Exercise task:
Take the data that follows and retype it word for word.

** START OF Source data **

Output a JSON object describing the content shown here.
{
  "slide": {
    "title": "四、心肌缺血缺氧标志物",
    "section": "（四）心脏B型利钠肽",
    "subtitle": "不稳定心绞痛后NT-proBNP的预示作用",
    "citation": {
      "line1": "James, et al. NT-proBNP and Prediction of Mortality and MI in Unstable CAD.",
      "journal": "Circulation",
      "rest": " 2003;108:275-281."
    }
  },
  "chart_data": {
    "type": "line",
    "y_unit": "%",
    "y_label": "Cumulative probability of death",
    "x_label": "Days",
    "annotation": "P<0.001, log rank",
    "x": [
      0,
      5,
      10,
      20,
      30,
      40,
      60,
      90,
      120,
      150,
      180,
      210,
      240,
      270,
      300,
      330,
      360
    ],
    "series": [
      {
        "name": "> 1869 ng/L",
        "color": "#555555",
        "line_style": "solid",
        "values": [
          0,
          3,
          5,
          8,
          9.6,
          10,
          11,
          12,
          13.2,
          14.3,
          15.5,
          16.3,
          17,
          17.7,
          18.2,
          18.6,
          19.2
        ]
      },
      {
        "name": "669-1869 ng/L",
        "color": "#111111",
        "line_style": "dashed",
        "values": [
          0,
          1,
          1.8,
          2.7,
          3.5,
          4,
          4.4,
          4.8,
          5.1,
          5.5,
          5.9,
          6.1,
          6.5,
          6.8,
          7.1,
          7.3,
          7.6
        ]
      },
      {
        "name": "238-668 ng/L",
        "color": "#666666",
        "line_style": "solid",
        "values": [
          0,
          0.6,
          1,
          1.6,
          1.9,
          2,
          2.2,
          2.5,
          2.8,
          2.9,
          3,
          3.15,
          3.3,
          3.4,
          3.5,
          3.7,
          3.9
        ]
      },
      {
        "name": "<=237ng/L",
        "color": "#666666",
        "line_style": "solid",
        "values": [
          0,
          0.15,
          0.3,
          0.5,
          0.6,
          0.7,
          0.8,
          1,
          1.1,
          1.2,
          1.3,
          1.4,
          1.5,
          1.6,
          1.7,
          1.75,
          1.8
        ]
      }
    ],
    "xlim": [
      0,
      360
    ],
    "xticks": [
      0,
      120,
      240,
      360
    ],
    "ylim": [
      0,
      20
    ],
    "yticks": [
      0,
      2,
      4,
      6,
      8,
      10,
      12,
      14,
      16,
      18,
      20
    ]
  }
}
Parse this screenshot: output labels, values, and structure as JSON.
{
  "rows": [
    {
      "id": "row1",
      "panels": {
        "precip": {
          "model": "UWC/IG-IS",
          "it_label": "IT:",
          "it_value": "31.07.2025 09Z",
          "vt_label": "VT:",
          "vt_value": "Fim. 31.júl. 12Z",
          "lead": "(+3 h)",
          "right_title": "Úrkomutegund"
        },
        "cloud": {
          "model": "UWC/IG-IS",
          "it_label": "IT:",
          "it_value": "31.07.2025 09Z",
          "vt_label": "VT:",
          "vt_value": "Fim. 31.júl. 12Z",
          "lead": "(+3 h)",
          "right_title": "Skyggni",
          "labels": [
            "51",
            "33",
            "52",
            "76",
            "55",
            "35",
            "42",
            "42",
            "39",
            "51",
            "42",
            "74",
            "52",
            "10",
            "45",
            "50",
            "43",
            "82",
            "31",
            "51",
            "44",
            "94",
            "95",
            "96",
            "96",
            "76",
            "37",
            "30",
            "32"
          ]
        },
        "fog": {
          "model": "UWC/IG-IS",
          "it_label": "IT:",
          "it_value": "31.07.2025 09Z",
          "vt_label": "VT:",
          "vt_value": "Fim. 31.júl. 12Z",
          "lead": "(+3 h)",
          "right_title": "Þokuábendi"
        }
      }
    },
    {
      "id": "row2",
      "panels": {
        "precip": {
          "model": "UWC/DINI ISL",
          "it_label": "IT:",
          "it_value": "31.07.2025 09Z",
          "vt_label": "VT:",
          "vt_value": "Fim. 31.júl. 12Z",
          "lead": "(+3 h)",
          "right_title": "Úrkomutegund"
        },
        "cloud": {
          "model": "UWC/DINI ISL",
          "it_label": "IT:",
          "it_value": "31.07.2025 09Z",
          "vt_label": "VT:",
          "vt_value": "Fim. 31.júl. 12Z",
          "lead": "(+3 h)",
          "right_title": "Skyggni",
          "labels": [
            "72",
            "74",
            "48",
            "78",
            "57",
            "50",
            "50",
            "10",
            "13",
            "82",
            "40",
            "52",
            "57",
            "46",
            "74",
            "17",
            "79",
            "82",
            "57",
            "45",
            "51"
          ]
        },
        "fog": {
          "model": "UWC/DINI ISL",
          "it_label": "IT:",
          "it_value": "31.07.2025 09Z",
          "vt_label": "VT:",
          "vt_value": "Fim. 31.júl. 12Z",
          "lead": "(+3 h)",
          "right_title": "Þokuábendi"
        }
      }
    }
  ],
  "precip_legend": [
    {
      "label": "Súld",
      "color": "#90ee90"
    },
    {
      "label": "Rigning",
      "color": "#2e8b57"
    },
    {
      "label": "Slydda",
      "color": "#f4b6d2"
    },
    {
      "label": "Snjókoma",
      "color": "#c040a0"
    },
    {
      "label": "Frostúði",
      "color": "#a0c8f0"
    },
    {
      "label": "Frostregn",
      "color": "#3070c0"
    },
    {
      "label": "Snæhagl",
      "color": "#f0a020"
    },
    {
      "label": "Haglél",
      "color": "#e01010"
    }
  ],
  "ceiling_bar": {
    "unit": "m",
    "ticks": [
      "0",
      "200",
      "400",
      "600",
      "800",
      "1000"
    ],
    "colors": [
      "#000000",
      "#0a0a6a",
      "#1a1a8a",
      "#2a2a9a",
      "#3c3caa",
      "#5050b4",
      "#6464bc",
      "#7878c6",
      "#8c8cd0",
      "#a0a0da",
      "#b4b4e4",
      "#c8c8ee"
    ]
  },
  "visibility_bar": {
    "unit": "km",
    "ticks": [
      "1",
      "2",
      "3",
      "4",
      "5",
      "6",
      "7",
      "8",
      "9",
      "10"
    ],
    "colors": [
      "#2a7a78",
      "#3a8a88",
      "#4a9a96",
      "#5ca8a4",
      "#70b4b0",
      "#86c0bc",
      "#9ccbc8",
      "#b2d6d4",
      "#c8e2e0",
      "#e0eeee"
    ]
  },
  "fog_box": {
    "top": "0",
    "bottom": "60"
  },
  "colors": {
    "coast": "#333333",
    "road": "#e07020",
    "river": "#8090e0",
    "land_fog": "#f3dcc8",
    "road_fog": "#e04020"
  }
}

** END OF Source data **

Output of the exercise:
Output a JSON object describing the content shown here.
{
  "slide": {
    "title": "四、心肌缺血缺氧标志物",
    "section": "（四）心脏B型利钠肽",
    "subtitle": "不稳定心绞痛后NT-proBNP的预示作用",
    "citation": {
      "line1": "James, et al. NT-proBNP and Prediction of Mortality and MI in Unstable CAD.",
      "journal": "Circulation",
      "rest": " 2003;108:275-281."
    }
  },
  "chart_data": {
    "type": "line",
    "y_unit": "%",
    "y_label": "Cumulative probability of death",
    "x_label": "Days",
    "annotation": "P<0.001, log rank",
    "x": [
      0,
      5,
      10,
      20,
      30,
      40,
      60,
      90,
      120,
      150,
      180,
      210,
      240,
      270,
      300,
      330,
      360
    ],
    "series": [
      {
        "name": "> 1869 ng/L",
        "color": "#555555",
        "line_style": "solid",
        "values": [
          0,
          3,
          5,
          8,
          9.6,
          10,
          11,
          12,
          13.2,
          14.3,
          15.5,
          16.3,
          17,
          17.7,
          18.2,
          18.6,
          19.2
        ]
      },
      {
        "name": "669-1869 ng/L",
        "color": "#111111",
        "line_style": "dashed",
        "values": [
          0,
          1,
          1.8,
          2.7,
          3.5,
          4,
          4.4,
          4.8,
          5.1,
          5.5,
          5.9,
          6.1,
          6.5,
          6.8,
          7.1,
          7.3,
          7.6
        ]
      },
      {
        "name": "238-668 ng/L",
        "color": "#666666",
        "line_style": "solid",
        "values": [
          0,
          0.6,
          1,
          1.6,
          1.9,
          2,
          2.2,
          2.5,
          2.8,
          2.9,
          3,
          3.15,
          3.3,
          3.4,
          3.5,
          3.7,
          3.9
        ]
      },
      {
        "name": "<=237ng/L",
        "color": "#666666",
        "line_style": "solid",
        "values": [
          0,
          0.15,
          0.3,
          0.5,
          0.6,
          0.7,
          0.8,
          1,
          1.1,
          1.2,
          1.3,
          1.4,
          1.5,
          1.6,
          1.7,
          1.75,
          1.8
        ]
      }
    ],
    "xlim": [
      0,
      360
    ],
    "xticks": [
      0,
      120,
      240,
      360
    ],
    "ylim": [
      0,
      20
    ],
    "yticks": [
      0,
      2,
      4,
      6,
      8,
      10,
      12,
      14,
      16,
      18,
      20
    ]
  }
}
Parse this screenshot: output labels, values, and structure as JSON.
{
  "rows": [
    {
      "id": "row1",
      "panels": {
        "precip": {
          "model": "UWC/IG-IS",
          "it_label": "IT:",
          "it_value": "31.07.2025 09Z",
          "vt_label": "VT:",
          "vt_value": "Fim. 31.júl. 12Z",
          "lead": "(+3 h)",
          "right_title": "Úrkomutegund"
        },
        "cloud": {
          "model": "UWC/IG-IS",
          "it_label": "IT:",
          "it_value": "31.07.2025 09Z",
          "vt_label": "VT:",
          "vt_value": "Fim. 31.júl. 12Z",
          "lead": "(+3 h)",
          "right_title": "Skyggni",
          "labels": [
            "51",
            "33",
            "52",
            "76",
            "55",
            "35",
            "42",
            "42",
            "39",
            "51",
            "42",
            "74",
            "52",
            "10",
            "45",
            "50",
            "43",
            "82",
            "31",
            "51",
            "44",
            "94",
            "95",
            "96",
            "96",
            "76",
            "37",
            "30",
            "32"
          ]
        },
        "fog": {
          "model": "UWC/IG-IS",
          "it_label": "IT:",
          "it_value": "31.07.2025 09Z",
          "vt_label": "VT:",
          "vt_value": "Fim. 31.júl. 12Z",
          "lead": "(+3 h)",
          "right_title": "Þokuábendi"
        }
      }
    },
    {
      "id": "row2",
      "panels": {
        "precip": {
          "model": "UWC/DINI ISL",
          "it_label": "IT:",
          "it_value": "31.07.2025 09Z",
          "vt_label": "VT:",
          "vt_value": "Fim. 31.júl. 12Z",
          "lead": "(+3 h)",
          "right_title": "Úrkomutegund"
        },
        "cloud": {
          "model": "UWC/DINI ISL",
          "it_label": "IT:",
          "it_value": "31.07.2025 09Z",
          "vt_label": "VT:",
          "vt_value": "Fim. 31.júl. 12Z",
          "lead": "(+3 h)",
          "right_title": "Skyggni",
          "labels": [
            "72",
            "74",
            "48",
            "78",
            "57",
            "50",
            "50",
            "10",
            "13",
            "82",
            "40",
            "52",
            "57",
            "46",
            "74",
            "17",
            "79",
            "82",
            "57",
            "45",
            "51"
          ]
        },
        "fog": {
          "model": "UWC/DINI ISL",
          "it_label": "IT:",
          "it_value": "31.07.2025 09Z",
          "vt_label": "VT:",
          "vt_value": "Fim. 31.júl. 12Z",
          "lead": "(+3 h)",
          "right_title": "Þokuábendi"
        }
      }
    }
  ],
  "precip_legend": [
    {
      "label": "Súld",
      "color": "#90ee90"
    },
    {
      "label": "Rigning",
      "color": "#2e8b57"
    },
    {
      "label": "Slydda",
      "color": "#f4b6d2"
    },
    {
      "label": "Snjókoma",
      "color": "#c040a0"
    },
    {
      "label": "Frostúði",
      "color": "#a0c8f0"
    },
    {
      "label": "Frostregn",
      "color": "#3070c0"
    },
    {
      "label": "Snæhagl",
      "color": "#f0a020"
    },
    {
      "label": "Haglél",
      "color": "#e01010"
    }
  ],
  "ceiling_bar": {
    "unit": "m",
    "ticks": [
      "0",
      "200",
      "400",
      "600",
      "800",
      "1000"
    ],
    "colors": [
      "#000000",
      "#0a0a6a",
      "#1a1a8a",
      "#2a2a9a",
      "#3c3caa",
      "#5050b4",
      "#6464bc",
      "#7878c6",
      "#8c8cd0",
      "#a0a0da",
      "#b4b4e4",
      "#c8c8ee"
    ]
  },
  "visibility_bar": {
    "unit": "km",
    "ticks": [
      "1",
      "2",
      "3",
      "4",
      "5",
      "6",
      "7",
      "8",
      "9",
      "10"
    ],
    "colors": [
      "#2a7a78",
      "#3a8a88",
      "#4a9a96",
      "#5ca8a4",
      "#70b4b0",
      "#86c0bc",
      "#9ccbc8",
      "#b2d6d4",
      "#c8e2e0",
      "#e0eeee"
    ]
  },
  "fog_box": {
    "top": "0",
    "bottom": "60"
  },
  "colors": {
    "coast": "#333333",
    "road": "#e07020",
    "river": "#8090e0",
    "land_fog": "#f3dcc8",
    "road_fog": "#e04020"
  }
}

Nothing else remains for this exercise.